_Do this_. Go through the material below and copy each line where the word "color" appears.

[Rows from a figure dataset]
──────
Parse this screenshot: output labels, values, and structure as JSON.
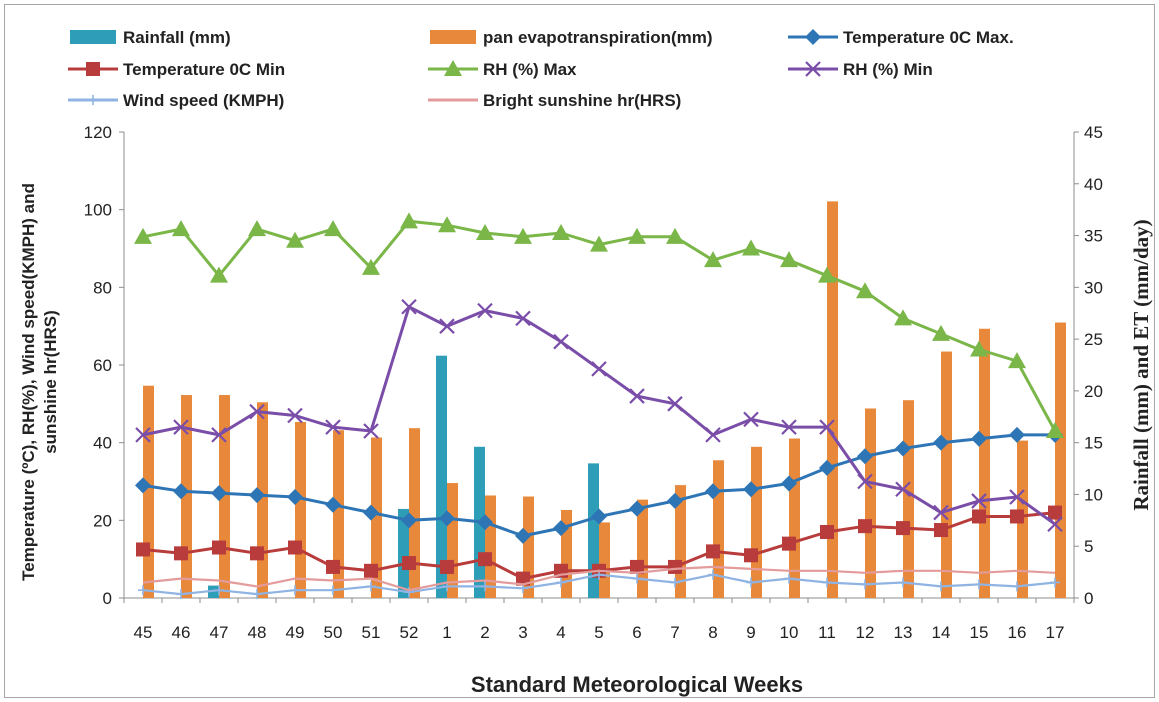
{
  "chart_data": {
    "type": "bar+line",
    "xlabel": "Standard  Meteorological Weeks",
    "ylabel_line1": "Temperature (ºC), RH(%), Wind speed(KMPH) and",
    "ylabel_line2": "sunshine hr(HRS)",
    "y2label": "Rainfall (mm) and ET (mm/day)",
    "ylim": [
      0,
      120
    ],
    "y_ticks": [
      "0",
      "20",
      "40",
      "60",
      "80",
      "100",
      "120"
    ],
    "y2lim": [
      0,
      45
    ],
    "y2_ticks": [
      "0",
      "5",
      "10",
      "15",
      "20",
      "25",
      "30",
      "35",
      "40",
      "45"
    ],
    "categories": [
      "45",
      "46",
      "47",
      "48",
      "49",
      "50",
      "51",
      "52",
      "1",
      "2",
      "3",
      "4",
      "5",
      "6",
      "7",
      "8",
      "9",
      "10",
      "11",
      "12",
      "13",
      "14",
      "15",
      "16",
      "17"
    ],
    "bar_series": [
      {
        "name": "Rainfall (mm)",
        "color": "#2e9eb8",
        "values": [
          0,
          0,
          1.2,
          0,
          0,
          0,
          0,
          8.6,
          23.4,
          14.6,
          0,
          0,
          13.0,
          0,
          0,
          0,
          0,
          0,
          0,
          0,
          0,
          0,
          0,
          0,
          0
        ]
      },
      {
        "name": "pan evapotranspiration(mm)",
        "color": "#e8883a",
        "values": [
          20.5,
          19.6,
          19.6,
          18.9,
          17.0,
          16.2,
          15.5,
          16.4,
          11.1,
          9.9,
          9.8,
          8.5,
          7.3,
          9.5,
          10.9,
          13.3,
          14.6,
          15.4,
          38.3,
          18.3,
          19.1,
          23.8,
          26.0,
          15.2,
          26.6
        ]
      }
    ],
    "line_series": [
      {
        "name": "Temperature 0C Max.",
        "color": "#2e75b6",
        "marker": "diamond",
        "values": [
          29,
          27.5,
          27,
          26.5,
          26,
          24,
          22,
          20,
          20.5,
          19.5,
          16,
          18,
          21,
          23,
          25,
          27.5,
          28,
          29.5,
          33.5,
          36.5,
          38.5,
          40,
          41,
          42,
          42
        ]
      },
      {
        "name": "Temperature 0C  Min",
        "color": "#b83c3c",
        "marker": "square",
        "values": [
          12.5,
          11.5,
          13,
          11.5,
          13,
          8,
          7,
          9,
          8,
          10,
          5,
          7,
          7,
          8,
          8,
          12,
          11,
          14,
          17,
          18.5,
          18,
          17.5,
          21,
          21,
          22
        ]
      },
      {
        "name": "RH (%) Max",
        "color": "#7ab648",
        "marker": "triangle",
        "values": [
          93,
          95,
          83,
          95,
          92,
          95,
          85,
          97,
          96,
          94,
          93,
          94,
          91,
          93,
          93,
          87,
          90,
          87,
          83,
          79,
          72,
          68,
          64,
          61,
          43
        ]
      },
      {
        "name": "RH (%) Min",
        "color": "#7a4ea8",
        "marker": "x",
        "values": [
          42,
          44,
          42,
          48,
          47,
          44,
          43,
          75,
          70,
          74,
          72,
          66,
          59,
          52,
          50,
          42,
          46,
          44,
          44,
          30,
          28,
          22,
          25,
          26,
          19
        ]
      },
      {
        "name": "Wind speed (KMPH)",
        "color": "#8fb4e3",
        "marker": "plus",
        "values": [
          2,
          1,
          2,
          1,
          2,
          2,
          3,
          1.5,
          3,
          3,
          2.5,
          4,
          6,
          5,
          4,
          6,
          4,
          5,
          4,
          3.5,
          4,
          3,
          3.5,
          3,
          4
        ]
      },
      {
        "name": "Bright sunshine hr(HRS)",
        "color": "#e49b9b",
        "marker": "none",
        "values": [
          4,
          5,
          4.5,
          3,
          5,
          4.5,
          5,
          2,
          4,
          4.5,
          3.5,
          6,
          7,
          6.5,
          7.5,
          8,
          7.5,
          7,
          7,
          6.5,
          7,
          7,
          6.5,
          7,
          6.5
        ]
      }
    ]
  }
}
──────
_Task solution_.
        "color": "#2e9eb8",
        "color": "#e8883a",
        "color": "#2e75b6",
        "color": "#b83c3c",
        "color": "#7ab648",
        "color": "#7a4ea8",
        "color": "#8fb4e3",
        "color": "#e49b9b",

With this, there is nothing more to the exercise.